Find each line containing the string "alljobs" and return it.

-- Begin SUPPLIED MATERIAL --

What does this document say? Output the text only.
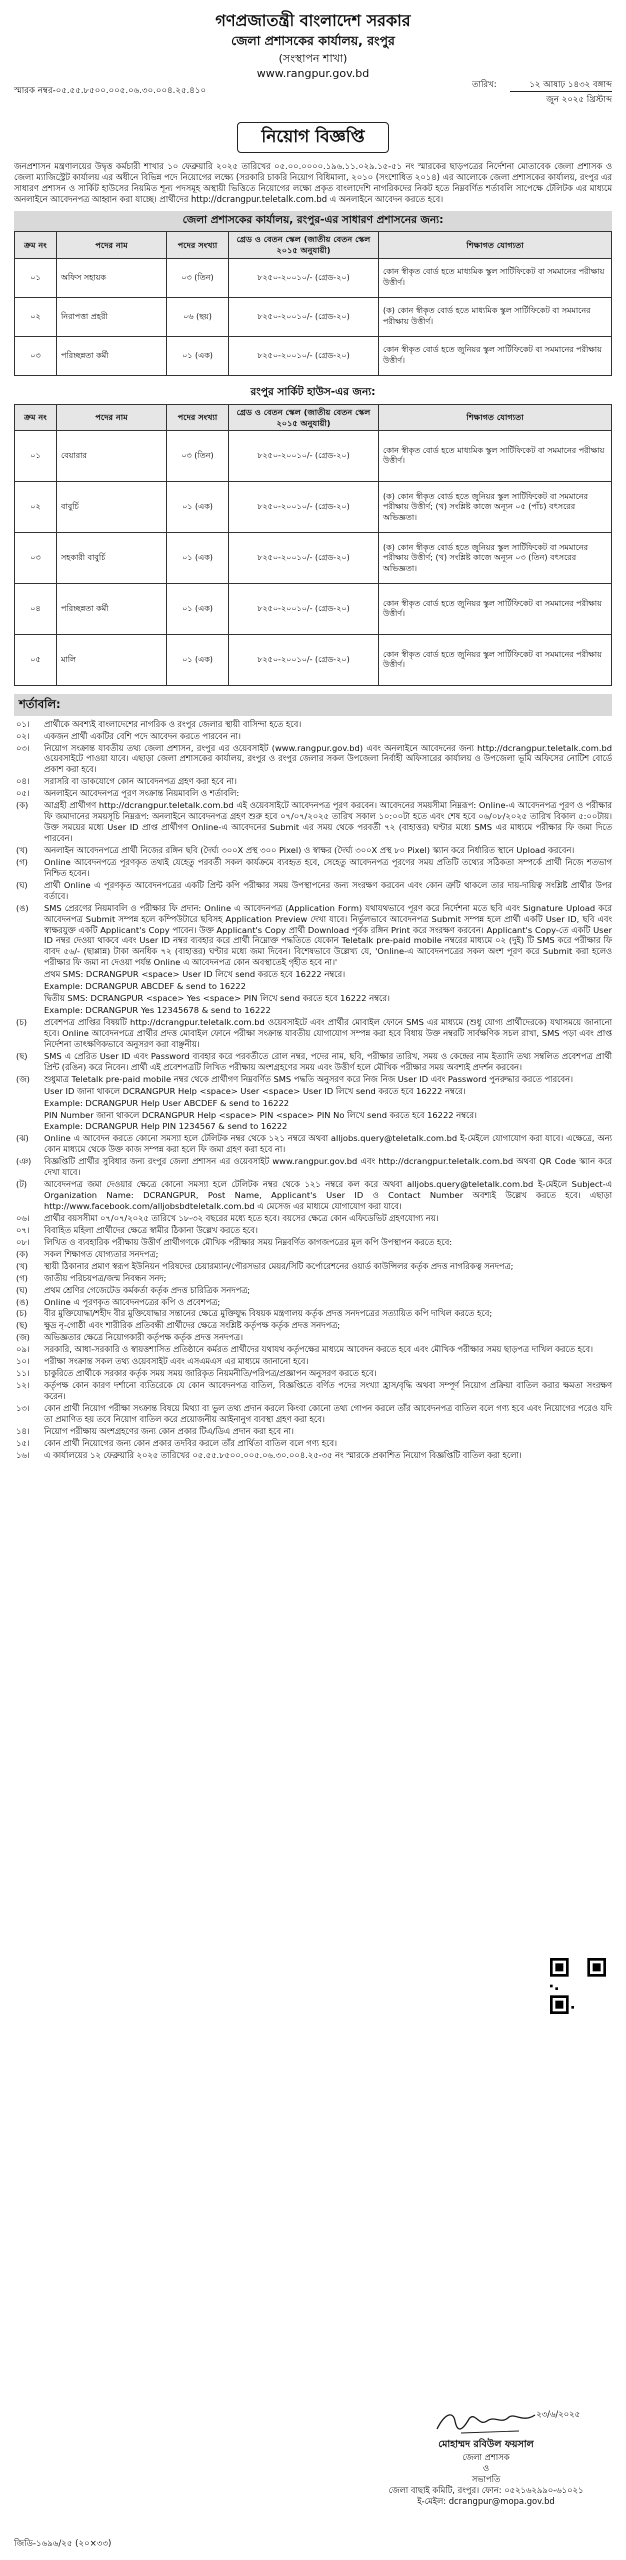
গণপ্রজাতন্ত্রী বাংলাদেশ সরকার
জেলা প্রশাসকের কার্যালয়, রংপুর
(সংস্থাপন শাখা)
www.rangpur.gov.bd
স্মারক নম্বর-০৫.৫৫.৮৫০০.০০৫.০৬.৩০.০০৪.২৫.৪১০
তারিখ:	১২ আষাঢ় ১৪৩২ বঙ্গাব্দ
জুন ২০২৫ খ্রিস্টাব্দ
নিয়োগ বিজ্ঞপ্তি
জনপ্রশাসন মন্ত্রণালয়ের উদ্বৃত্ত কর্মচারী শাখার ১০ ফেব্রুয়ারি ২০২৫ তারিখের ০৫.০০.০০০০.১৯৬.১১.০২৯.১৫-৫১ নং স্মারকের ছাড়পত্রের নির্দেশনা মোতাবেক জেলা প্রশাসক ও জেলা ম্যাজিস্ট্রেট কার্যালয় এর অধীনে বিভিন্ন পদে নিয়োগের লক্ষ্যে (সরকারি চাকরি নিয়োগ বিধিমালা, ২০১০ (সংশোধিত ২০১৪) এর আলোকে জেলা প্রশাসকের কার্যালয়, রংপুর এর সাধারণ প্রশাসন ও সার্কিট হাউসের নিয়মিত শূন্য পদসমূহ অস্থায়ী ভিত্তিতে নিয়োগের লক্ষ্যে প্রকৃত বাংলাদেশি নাগরিকদের নিকট হতে নিম্নবর্ণিত শর্তাবলি সাপেক্ষে টেলিটক এর মাধ্যমে অনলাইনে আবেদনপত্র আহ্বান করা যাচ্ছে। প্রার্থীদের http://dcrangpur.teletalk.com.bd এ অনলাইনে আবেদন করতে হবে।
জেলা প্রশাসকের কার্যালয়, রংপুর-এর সাধারণ প্রশাসনের জন্য:
ক্রম নং	পদের নাম	পদের সংখ্যা	গ্রেড ও বেতন স্কেল (জাতীয় বেতন স্কেল ২০১৫ অনুযায়ী)	শিক্ষাগত যোগ্যতা
০১	অফিস সহায়ক	০৩ (তিন)	৮২৫০-২০০১০/- (গ্রেড-২০)	কোন স্বীকৃত বোর্ড হতে মাধ্যমিক স্কুল সার্টিফিকেট বা সমমানের পরীক্ষায় উত্তীর্ণ।
০২	নিরাপত্তা প্রহরী	০৬ (ছয়)	৮২৫০-২০০১০/- (গ্রেড-২০)	(ক) কোন স্বীকৃত বোর্ড হতে মাধ্যমিক স্কুল সার্টিফিকেট বা সমমানের পরীক্ষায় উত্তীর্ণ।
০৩	পরিচ্ছন্নতা কর্মী	০১ (এক)	৮২৫০-২০০১০/- (গ্রেড-২০)	কোন স্বীকৃত বোর্ড হতে জুনিয়র স্কুল সার্টিফিকেট বা সমমানের পরীক্ষায় উত্তীর্ণ।
রংপুর সার্কিট হাউস-এর জন্য:
ক্রম নং	পদের নাম	পদের সংখ্যা	গ্রেড ও বেতন স্কেল (জাতীয় বেতন স্কেল ২০১৫ অনুযায়ী)	শিক্ষাগত যোগ্যতা
০১	বেয়ারার	০৩ (তিন)	৮২৫০-২০০১০/- (গ্রেড-২০)	কোন স্বীকৃত বোর্ড হতে মাধ্যমিক স্কুল সার্টিফিকেট বা সমমানের পরীক্ষায় উত্তীর্ণ।
০২	বাবুর্চি	০১ (এক)	৮২৫০-২০০১০/- (গ্রেড-২০)	(ক) কোন স্বীকৃত বোর্ড হতে জুনিয়র স্কুল সার্টিফিকেট বা সমমানের পরীক্ষায় উত্তীর্ণ; (খ) সংশ্লিষ্ট কাজে অন্যূন ০৫ (পাঁচ) বৎসরের অভিজ্ঞতা।
০৩	সহকারী বাবুর্চি	০১ (এক)	৮২৫০-২০০১০/- (গ্রেড-২০)	(ক) কোন স্বীকৃত বোর্ড হতে জুনিয়র স্কুল সার্টিফিকেট বা সমমানের পরীক্ষায় উত্তীর্ণ; (খ) সংশ্লিষ্ট কাজে অন্যূন ০৩ (তিন) বৎসরের অভিজ্ঞতা।
০৪	পরিচ্ছন্নতা কর্মী	০১ (এক)	৮২৫০-২০০১০/- (গ্রেড-২০)	কোন স্বীকৃত বোর্ড হতে জুনিয়র স্কুল সার্টিফিকেট বা সমমানের পরীক্ষায় উত্তীর্ণ।
০৫	মালি	০১ (এক)	৮২৫০-২০০১০/- (গ্রেড-২০)	কোন স্বীকৃত বোর্ড হতে জুনিয়র স্কুল সার্টিফিকেট বা সমমানের পরীক্ষায় উত্তীর্ণ।
শর্তাবলি:
০১।	প্রার্থীকে অবশ্যই বাংলাদেশের নাগরিক ও রংপুর জেলার স্থায়ী বাসিন্দা হতে হবে।
০২।	একজন প্রার্থী একটির বেশি পদে আবেদন করতে পারবেন না।
০৩।	নিয়োগ সংক্রান্ত যাবতীয় তথ্য জেলা প্রশাসন, রংপুর এর ওয়েবসাইট (www.rangpur.gov.bd) এবং অনলাইনে আবেদনের জন্য http://dcrangpur.teletalk.com.bd ওয়েবসাইটে পাওয়া যাবে। এছাড়া জেলা প্রশাসকের কার্যালয়, রংপুর ও রংপুর জেলার সকল উপজেলা নির্বাহী অফিসারের কার্যালয় ও উপজেলা ভূমি অফিসের নোটিশ বোর্ডে প্রকাশ করা হবে।
০৪।	সরাসরি বা ডাকযোগে কোন আবেদনপত্র গ্রহণ করা হবে না।
০৫।	অনলাইনে আবেদনপত্র পূরণ সংক্রান্ত নিয়মাবলি ও শর্তাবলি:
(ক)	আগ্রহী প্রার্থীগণ http://dcrangpur.teletalk.com.bd এই ওয়েবসাইটে আবেদনপত্র পূরণ করবেন। আবেদনের সময়সীমা নিম্নরূপ: Online-এ আবেদনপত্র পূরণ ও পরীক্ষার ফি জমাদানের সময়সূচি নিম্নরূপ: অনলাইনে আবেদনপত্র গ্রহণ শুরু হবে ০৭/০৭/২০২৫ তারিখ সকাল ১০:০০টা হতে এবং শেষ হবে ০৬/০৮/২০২৫ তারিখ বিকাল ৫:০০টায়। উক্ত সময়ের মধ্যে User ID প্রাপ্ত প্রার্থীগণ Online-এ আবেদনের Submit এর সময় থেকে পরবর্তী ৭২ (বাহাত্তর) ঘণ্টার মধ্যে SMS এর মাধ্যমে পরীক্ষার ফি জমা দিতে পারবেন।
(খ)	অনলাইন আবেদনপত্রে প্রার্থী নিজের রঙ্গিন ছবি (দৈর্ঘ্য ৩০০X প্রস্থ ৩০০ Pixel) ও স্বাক্ষর (দৈর্ঘ্য ৩০০X প্রস্থ ৮০ Pixel) স্ক্যান করে নির্ধারিত স্থানে Upload করবেন।
(গ)	Online আবেদনপত্রে পূরণকৃত তথ্যই যেহেতু পরবর্তী সকল কার্যক্রমে ব্যবহৃত হবে, সেহেতু আবেদনপত্র পূরণের সময় প্রতিটি তথ্যের সঠিকতা সম্পর্কে প্রার্থী নিজে শতভাগ নিশ্চিত হবেন।
(ঘ)	প্রার্থী Online এ পূরণকৃত আবেদনপত্রের একটি প্রিন্ট কপি পরীক্ষার সময় উপস্থাপনের জন্য সংরক্ষণ করবেন এবং কোন ত্রুটি থাকলে তার দায়-দায়িত্ব সংশ্লিষ্ট প্রার্থীর উপর বর্তাবে।
(ঙ)	SMS প্রেরণের নিয়মাবলি ও পরীক্ষার ফি প্রদান: Online এ আবেদনপত্র (Application Form) যথাযথভাবে পূরণ করে নির্দেশনা মতে ছবি এবং Signature Upload করে আবেদনপত্র Submit সম্পন্ন হলে কম্পিউটারে ছবিসহ Application Preview দেখা যাবে। নির্ভুলভাবে আবেদনপত্র Submit সম্পন্ন হলে প্রার্থী একটি User ID, ছবি এবং স্বাক্ষরযুক্ত একটি Applicant's Copy পাবেন। উক্ত Applicant's Copy প্রার্থী Download পূর্বক রঙ্গিন Print করে সংরক্ষণ করবেন। Applicant's Copy-তে একটি User ID নম্বর দেওয়া থাকবে এবং User ID নম্বর ব্যবহার করে প্রার্থী নিম্নোক্ত পদ্ধতিতে যেকোন Teletalk pre-paid mobile নম্বরের মাধ্যমে ০২ (দুই) টি SMS করে পরীক্ষার ফি বাবদ ৫৬/- (ছাপ্পান্ন) টাকা অনধিক ৭২ (বাহাত্তর) ঘণ্টার মধ্যে জমা দিবেন। বিশেষভাবে উল্লেখ্য যে, 'Online-এ আবেদনপত্রের সকল অংশ পূরণ করে Submit করা হলেও পরীক্ষার ফি জমা না দেওয়া পর্যন্ত Online এ আবেদনপত্র কোন অবস্থাতেই গৃহীত হবে না।'
প্রথম SMS: DCRANGPUR <space> User ID লিখে send করতে হবে 16222 নম্বরে।
Example: DCRANGPUR ABCDEF & send to 16222
দ্বিতীয় SMS: DCRANGPUR <space> Yes <space> PIN লিখে send করতে হবে 16222 নম্বরে।
Example: DCRANGPUR Yes 12345678 & send to 16222
(চ)	প্রবেশপত্র প্রাপ্তির বিষয়টি http://dcrangpur.teletalk.com.bd ওয়েবসাইটে এবং প্রার্থীর মোবাইল ফোনে SMS এর মাধ্যমে (শুধু যোগ্য প্রার্থীদেরকে) যথাসময়ে জানানো হবে। Online আবেদনপত্রে প্রার্থীর প্রদত্ত মোবাইল ফোনে পরীক্ষা সংক্রান্ত যাবতীয় যোগাযোগ সম্পন্ন করা হবে বিধায় উক্ত নম্বরটি সার্বক্ষণিক সচল রাখা, SMS পড়া এবং প্রাপ্ত নির্দেশনা তাৎক্ষণিকভাবে অনুসরণ করা বাঞ্ছনীয়।
(ছ)	SMS এ প্রেরিত User ID এবং Password ব্যবহার করে পরবর্তীতে রোল নম্বর, পদের নাম, ছবি, পরীক্ষার তারিখ, সময় ও কেন্দ্রের নাম ইত্যাদি তথ্য সম্বলিত প্রবেশপত্র প্রার্থী প্রিন্ট (রঙিন) করে নিবেন। প্রার্থী এই প্রবেশপত্রটি লিখিত পরীক্ষায় অংশগ্রহণের সময় এবং উত্তীর্ণ হলে মৌখিক পরীক্ষার সময় অবশ্যই প্রদর্শন করবেন।
(জ)	শুধুমাত্র Teletalk pre-paid mobile নম্বর থেকে প্রার্থীগণ নিম্নবর্ণিত SMS পদ্ধতি অনুসরণ করে নিজ নিজ User ID এবং Password পুনরুদ্ধার করতে পারবেন।
User ID জানা থাকলে DCRANGPUR Help <space> User <space> User ID লিখে send করতে হবে 16222 নম্বরে।
Example: DCRANGPUR Help User ABCDEF & send to 16222
PIN Number জানা থাকলে DCRANGPUR Help <space> PIN <space> PIN No লিখে send করতে হবে 16222 নম্বরে।
Example: DCRANGPUR Help PIN 1234567 & send to 16222
(ঝ)	Online এ আবেদন করতে কোনো সমস্যা হলে টেলিটক নম্বর থেকে ১২১ নম্বরে অথবা alljobs.query@teletalk.com.bd ই-মেইলে যোগাযোগ করা যাবে। এক্ষেত্রে, অন্য কোন মাধ্যমে থেকে উক্ত কাজ সম্পন্ন করা হলে ফি জমা গ্রহণ করা হবে না।
(ঞ)	বিজ্ঞপ্তিটি প্রার্থীর সুবিধার জন্য রংপুর জেলা প্রশাসন এর ওয়েবসাইট www.rangpur.gov.bd এবং http://dcrangpur.teletalk.com.bd অথবা QR Code স্ক্যান করে দেখা যাবে।
(ট)	আবেদনপত্র জমা দেওয়ার ক্ষেত্রে কোনো সমস্যা হলে টেলিটক নম্বর থেকে ১২১ নম্বরে কল করে অথবা alljobs.query@teletalk.com.bd ই-মেইলে Subject-এ Organization Name: DCRANGPUR, Post Name, Applicant's User ID ও Contact Number অবশ্যই উল্লেখ করতে হবে। এছাড়া http://www.facebook.com/alljobsbdteletalk.com.bd এ মেসেজ এর মাধ্যমে যোগাযোগ করা যাবে।
০৬।	প্রার্থীর বয়সসীমা ০৭/০৭/২০২৫ তারিখে ১৮-৩২ বছরের মধ্যে হতে হবে। বয়সের ক্ষেত্রে কোন এফিডেভিট গ্রহণযোগ্য নয়।
০৭।	বিবাহিত মহিলা প্রার্থীদের ক্ষেত্রে স্বামীর ঠিকানা উল্লেখ করতে হবে।
০৮।	লিখিত ও ব্যবহারিক পরীক্ষায় উত্তীর্ণ প্রার্থীগণকে মৌখিক পরীক্ষার সময় নিম্নবর্ণিত কাগজপত্রের মূল কপি উপস্থাপন করতে হবে:
(ক)	সকল শিক্ষাগত যোগ্যতার সনদপত্র;
(খ)	স্থায়ী ঠিকানার প্রমাণ স্বরূপ ইউনিয়ন পরিষদের চেয়ারম্যান/পৌরসভার মেয়র/সিটি কর্পোরেশনের ওয়ার্ড কাউন্সিলর কর্তৃক প্রদত্ত নাগরিকত্ব সনদপত্র;
(গ)	জাতীয় পরিচয়পত্র/জন্ম নিবন্ধন সনদ;
(ঘ)	প্রথম শ্রেণির গেজেটেড কর্মকর্তা কর্তৃক প্রদত্ত চারিত্রিক সনদপত্র;
(ঙ)	Online এ পূরণকৃত আবেদনপত্রের কপি ও প্রবেশপত্র;
(চ)	বীর মুক্তিযোদ্ধা/শহীদ বীর মুক্তিযোদ্ধার সন্তানের ক্ষেত্রে মুক্তিযুদ্ধ বিষয়ক মন্ত্রণালয় কর্তৃক প্রদত্ত সনদপত্রের সত্যায়িত কপি দাখিল করতে হবে;
(ছ)	ক্ষুদ্র নৃ-গোষ্ঠী এবং শারীরিক প্রতিবন্ধী প্রার্থীদের ক্ষেত্রে সংশ্লিষ্ট কর্তৃপক্ষ কর্তৃক প্রদত্ত সনদপত্র;
(জ)	অভিজ্ঞতার ক্ষেত্রে নিয়োগকারী কর্তৃপক্ষ কর্তৃক প্রদত্ত সনদপত্র।
০৯।	সরকারি, আধা-সরকারি ও স্বায়ত্তশাসিত প্রতিষ্ঠানে কর্মরত প্রার্থীদের যথাযথ কর্তৃপক্ষের মাধ্যমে আবেদন করতে হবে এবং মৌখিক পরীক্ষার সময় ছাড়পত্র দাখিল করতে হবে।
১০।	পরীক্ষা সংক্রান্ত সকল তথ্য ওয়েবসাইট এবং এসএমএস এর মাধ্যমে জানানো হবে।
১১।	চাকুরিতে প্রার্থীকে সরকার কর্তৃক সময় সময় জারিকৃত নিয়মনীতি/পরিপত্র/প্রজ্ঞাপন অনুসরণ করতে হবে।
১২।	কর্তৃপক্ষ কোন কারণ দর্শানো ব্যতিরেকে যে কোন আবেদনপত্র বাতিল, বিজ্ঞপ্তিতে বর্ণিত পদের সংখ্যা হ্রাস/বৃদ্ধি অথবা সম্পূর্ণ নিয়োগ প্রক্রিয়া বাতিল করার ক্ষমতা সংরক্ষণ করেন।
১৩।	কোন প্রার্থী নিয়োগ পরীক্ষা সংক্রান্ত বিষয়ে মিথ্যা বা ভুল তথ্য প্রদান করলে কিংবা কোনো তথ্য গোপন করলে তাঁর আবেদনপত্র বাতিল বলে গণ্য হবে এবং নিয়োগের পরেও যদি তা প্রমাণিত হয় তবে নিয়োগ বাতিল করে প্রয়োজনীয় আইনানুগ ব্যবস্থা গ্রহণ করা হবে।
১৪।	নিয়োগ পরীক্ষায় অংশগ্রহণের জন্য কোন প্রকার টিএ/ডিএ প্রদান করা হবে না।
১৫।	কোন প্রার্থী নিয়োগের জন্য কোন প্রকার তদবির করলে তাঁর প্রার্থিতা বাতিল বলে গণ্য হবে।
১৬।	এ কার্যালয়ের ১২ ফেব্রুয়ারি ২০২৫ তারিখের ০৫.৫৫.৮৫০০.০০৫.০৬.৩০.০০৪.২৫-৩৫ নং স্মারকে প্রকাশিত নিয়োগ বিজ্ঞপ্তিটি বাতিল করা হলো।
২৩/৬/২০২৫
মোহাম্মদ রবিউল ফয়সাল
জেলা প্রশাসক
ও
সভাপতি
জেলা বাছাই কমিটি, রংপুর। ফোন: ০৫২১৬২৯৯০-৬১০২১
ই-মেইল: dcrangpur@mopa.gov.bd
জিডি-১৬৯৬/২৫ (২০×৩৩)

-- End SUPPLIED MATERIAL --

:: SOLUTION ::
(ঝ)	Online এ আবেদন করতে কোনো সমস্যা হলে টেলিটক নম্বর থেকে ১২১ নম্বরে অথবা alljobs.query@teletalk.com.bd ই-মেইলে যোগাযোগ করা যাবে। এক্ষেত্রে, অন্য কোন মাধ্যমে থেকে উক্ত কাজ সম্পন্ন করা হলে ফি জমা গ্রহণ করা হবে না।
(ট)	আবেদনপত্র জমা দেওয়ার ক্ষেত্রে কোনো সমস্যা হলে টেলিটক নম্বর থেকে ১২১ নম্বরে কল করে অথবা alljobs.query@teletalk.com.bd ই-মেইলে Subject-এ Organization Name: DCRANGPUR, Post Name, Applicant's User ID ও Contact Number অবশ্যই উল্লেখ করতে হবে। এছাড়া http://www.facebook.com/alljobsbdteletalk.com.bd এ মেসেজ এর মাধ্যমে যোগাযোগ করা যাবে।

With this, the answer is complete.